Make an exact copy of the entries below with the pictures removed.
___
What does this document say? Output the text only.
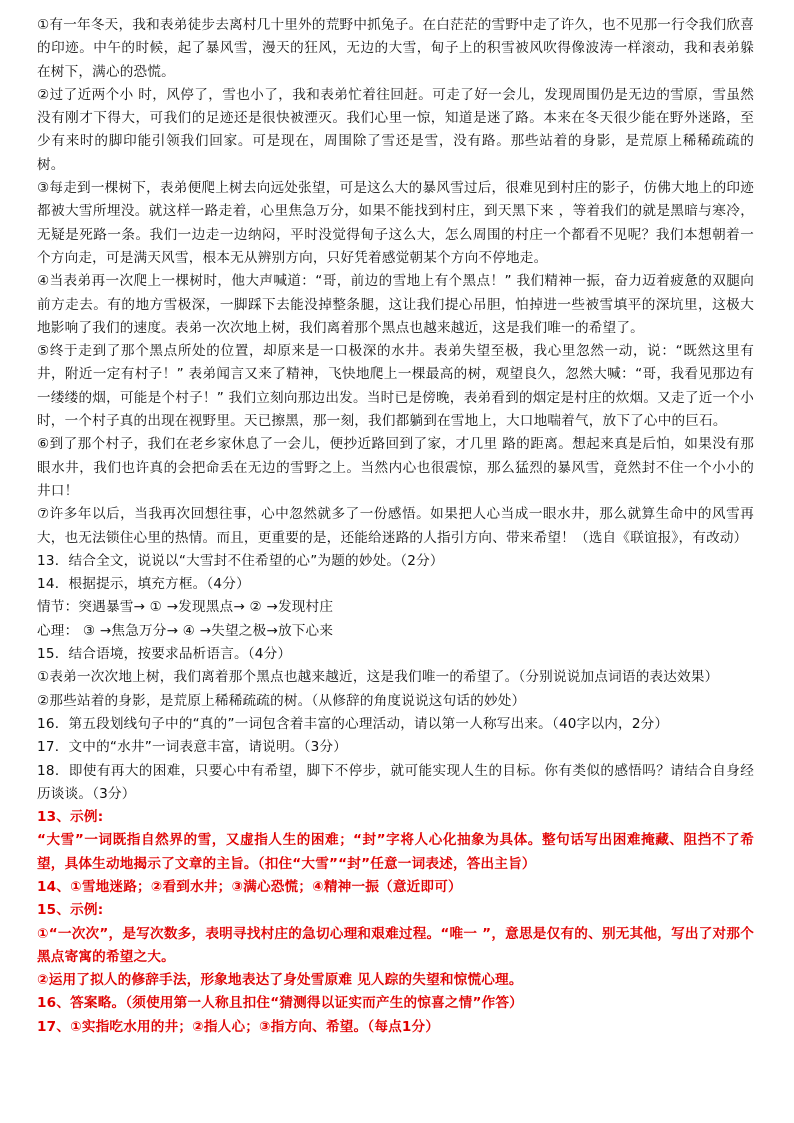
①有一年冬天，我和表弟徒步去离村几十里外的荒野中抓兔子。在白茫茫的雪野中走了许久，也不见那一行令我们欣喜的印迹。中午的时候，起了暴风雪，漫天的狂风，无边的大雪，甸子上的积雪被风吹得像波涛一样滚动，我和表弟躲在树下，满心的恐慌。

②过了近两个小 时，风停了，雪也小了，我和表弟忙着往回赶。可走了好一会儿，发现周围仍是无边的雪原，雪虽然没有刚才下得大，可我们的足迹还是很快被湮灭。我们心里一惊，知道是迷了路。本来在冬天很少能在野外迷路，至少有来时的脚印能引领我们回家。可是现在，周围除了雪还是雪，没有路。那些站着的身影，是荒原上稀稀疏疏的树。

③每走到一棵树下，表弟便爬上树去向远处张望，可是这么大的暴风雪过后，很难见到村庄的影子，仿佛大地上的印迹都被大雪所埋没。就这样一路走着，心里焦急万分，如果不能找到村庄，到天黑下来 ，等着我们的就是黑暗与寒冷，无疑是死路一条。我们一边走一边纳闷，平时没觉得甸子这么大，怎么周围的村庄一个都看不见呢？我们本想朝着一个方向走，可是满天风雪，根本无从辨别方向，只好凭着感觉朝某个方向不停地走。

④当表弟再一次爬上一棵树时，他大声喊道：“哥，前边的雪地上有个黑点！” 我们精神一振，奋力迈着疲惫的双腿向前方走去。有的地方雪极深，一脚踩下去能没掉整条腿，这让我们提心吊胆，怕掉进一些被雪填平的深坑里，这极大地影响了我们的速度。表弟一次次地上树，我们离着那个黑点也越来越近，这是我们唯一的希望了。

⑤终于走到了那个黑点所处的位置，却原来是一口极深的水井。表弟失望至极，我心里忽然一动，说：“既然这里有井，附近一定有村子！” 表弟闻言又来了精神，飞快地爬上一棵最高的树，观望良久，忽然大喊：“哥，我看见那边有一缕缕的烟，可能是个村子！” 我们立刻向那边出发。当时已是傍晚，表弟看到的烟定是村庄的炊烟。又走了近一个小时，一个村子真的出现在视野里。天已擦黑，那一刻，我们都躺到在雪地上，大口地喘着气，放下了心中的巨石。

⑥到了那个村子，我们在老乡家休息了一会儿，便抄近路回到了家，才几里 路的距离。想起来真是后怕，如果没有那眼水井，我们也许真的会把命丢在无边的雪野之上。当然内心也很震惊，那么猛烈的暴风雪，竟然封不住一个小小的井口！

⑦许多年以后，当我再次回想往事，心中忽然就多了一份感悟。如果把人心当成一眼水井，那么就算生命中的风雪再大，也无法锁住心里的热情。而且，更重要的是，还能给迷路的人指引方向、带来希望！（选自《联谊报》，有改动）

13．结合全文，说说以“大雪封不住希望的心”为题的妙处。（2分）

14．根据提示，填充方框。（4分）

情节：突遇暴雪→ ① →发现黑点→ ② →发现村庄

心理： ③ →焦急万分→ ④ →失望之极→放下心来

15．结合语境，按要求品析语言。（4分）

①表弟一次次地上树，我们离着那个黑点也越来越近，这是我们唯一的希望了。（分别说说加点词语的表达效果）

②那些站着的身影，是荒原上稀稀疏疏的树。（从修辞的角度说说这句话的妙处）

16．第五段划线句子中的“真的”一词包含着丰富的心理活动，请以第一人称写出来。（40字以内，2分）

17．文中的“水井”一词表意丰富，请说明。（3分）

18．即使有再大的困难，只要心中有希望，脚下不停步，就可能实现人生的目标。你有类似的感悟吗？请结合自身经历谈谈。（3分）

13、示例:

“大雪”一词既指自然界的雪，又虚指人生的困难；“封”字将人心化抽象为具体。整句话写出困难掩藏、阻挡不了希望，具体生动地揭示了文章的主旨。（扣住“大雪”“封”任意一词表述，答出主旨）

14、①雪地迷路；②看到水井；③满心恐慌；④精神一振（意近即可）

15、示例:

①“一次次”，是写次数多，表明寻找村庄的急切心理和艰难过程。“唯一 ”，意思是仅有的、别无其他，写出了对那个黑点寄寓的希望之大。

②运用了拟人的修辞手法，形象地表达了身处雪原难 见人踪的失望和惊慌心理。

16、答案略。（须使用第一人称且扣住“猜测得以证实而产生的惊喜之情”作答）

17、①实指吃水用的井；②指人心；③指方向、希望。（每点1分）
___
### Result
What does this document say? Output the text only.
①有一年冬天，我和表弟徒步去离村几十里外的荒野中抓兔子。在白茫茫的雪野中走了许久，也不见那一行令我们欣喜的印迹。中午的时候，起了暴风雪，漫天的狂风，无边的大雪，甸子上的积雪被风吹得像波涛一样滚动，我和表弟躲在树下，满心的恐慌。

②过了近两个小 时，风停了，雪也小了，我和表弟忙着往回赶。可走了好一会儿，发现周围仍是无边的雪原，雪虽然没有刚才下得大，可我们的足迹还是很快被湮灭。我们心里一惊，知道是迷了路。本来在冬天很少能在野外迷路，至少有来时的脚印能引领我们回家。可是现在，周围除了雪还是雪，没有路。那些站着的身影，是荒原上稀稀疏疏的树。

③每走到一棵树下，表弟便爬上树去向远处张望，可是这么大的暴风雪过后，很难见到村庄的影子，仿佛大地上的印迹都被大雪所埋没。就这样一路走着，心里焦急万分，如果不能找到村庄，到天黑下来 ，等着我们的就是黑暗与寒冷，无疑是死路一条。我们一边走一边纳闷，平时没觉得甸子这么大，怎么周围的村庄一个都看不见呢？我们本想朝着一个方向走，可是满天风雪，根本无从辨别方向，只好凭着感觉朝某个方向不停地走。

④当表弟再一次爬上一棵树时，他大声喊道：“哥，前边的雪地上有个黑点！” 我们精神一振，奋力迈着疲惫的双腿向前方走去。有的地方雪极深，一脚踩下去能没掉整条腿，这让我们提心吊胆，怕掉进一些被雪填平的深坑里，这极大地影响了我们的速度。表弟一次次地上树，我们离着那个黑点也越来越近，这是我们唯一的希望了。

⑤终于走到了那个黑点所处的位置，却原来是一口极深的水井。表弟失望至极，我心里忽然一动，说：“既然这里有井，附近一定有村子！” 表弟闻言又来了精神，飞快地爬上一棵最高的树，观望良久，忽然大喊：“哥，我看见那边有一缕缕的烟，可能是个村子！” 我们立刻向那边出发。当时已是傍晚，表弟看到的烟定是村庄的炊烟。又走了近一个小时，一个村子真的出现在视野里。天已擦黑，那一刻，我们都躺到在雪地上，大口地喘着气，放下了心中的巨石。

⑥到了那个村子，我们在老乡家休息了一会儿，便抄近路回到了家，才几里 路的距离。想起来真是后怕，如果没有那眼水井，我们也许真的会把命丢在无边的雪野之上。当然内心也很震惊，那么猛烈的暴风雪，竟然封不住一个小小的井口！

⑦许多年以后，当我再次回想往事，心中忽然就多了一份感悟。如果把人心当成一眼水井，那么就算生命中的风雪再大，也无法锁住心里的热情。而且，更重要的是，还能给迷路的人指引方向、带来希望！（选自《联谊报》，有改动）

13．结合全文，说说以“大雪封不住希望的心”为题的妙处。（2分）

14．根据提示，填充方框。（4分）

情节：突遇暴雪→ ① →发现黑点→ ② →发现村庄

心理： ③ →焦急万分→ ④ →失望之极→放下心来

15．结合语境，按要求品析语言。（4分）

①表弟一次次地上树，我们离着那个黑点也越来越近，这是我们唯一的希望了。（分别说说加点词语的表达效果）

②那些站着的身影，是荒原上稀稀疏疏的树。（从修辞的角度说说这句话的妙处）

16．第五段划线句子中的“真的”一词包含着丰富的心理活动，请以第一人称写出来。（40字以内，2分）

17．文中的“水井”一词表意丰富，请说明。（3分）

18．即使有再大的困难，只要心中有希望，脚下不停步，就可能实现人生的目标。你有类似的感悟吗？请结合自身经历谈谈。（3分）

13、示例:

“大雪”一词既指自然界的雪，又虚指人生的困难；“封”字将人心化抽象为具体。整句话写出困难掩藏、阻挡不了希望，具体生动地揭示了文章的主旨。（扣住“大雪”“封”任意一词表述，答出主旨）

14、①雪地迷路；②看到水井；③满心恐慌；④精神一振（意近即可）

15、示例:

①“一次次”，是写次数多，表明寻找村庄的急切心理和艰难过程。“唯一 ”，意思是仅有的、别无其他，写出了对那个黑点寄寓的希望之大。

②运用了拟人的修辞手法，形象地表达了身处雪原难 见人踪的失望和惊慌心理。

16、答案略。（须使用第一人称且扣住“猜测得以证实而产生的惊喜之情”作答）

17、①实指吃水用的井；②指人心；③指方向、希望。（每点1分）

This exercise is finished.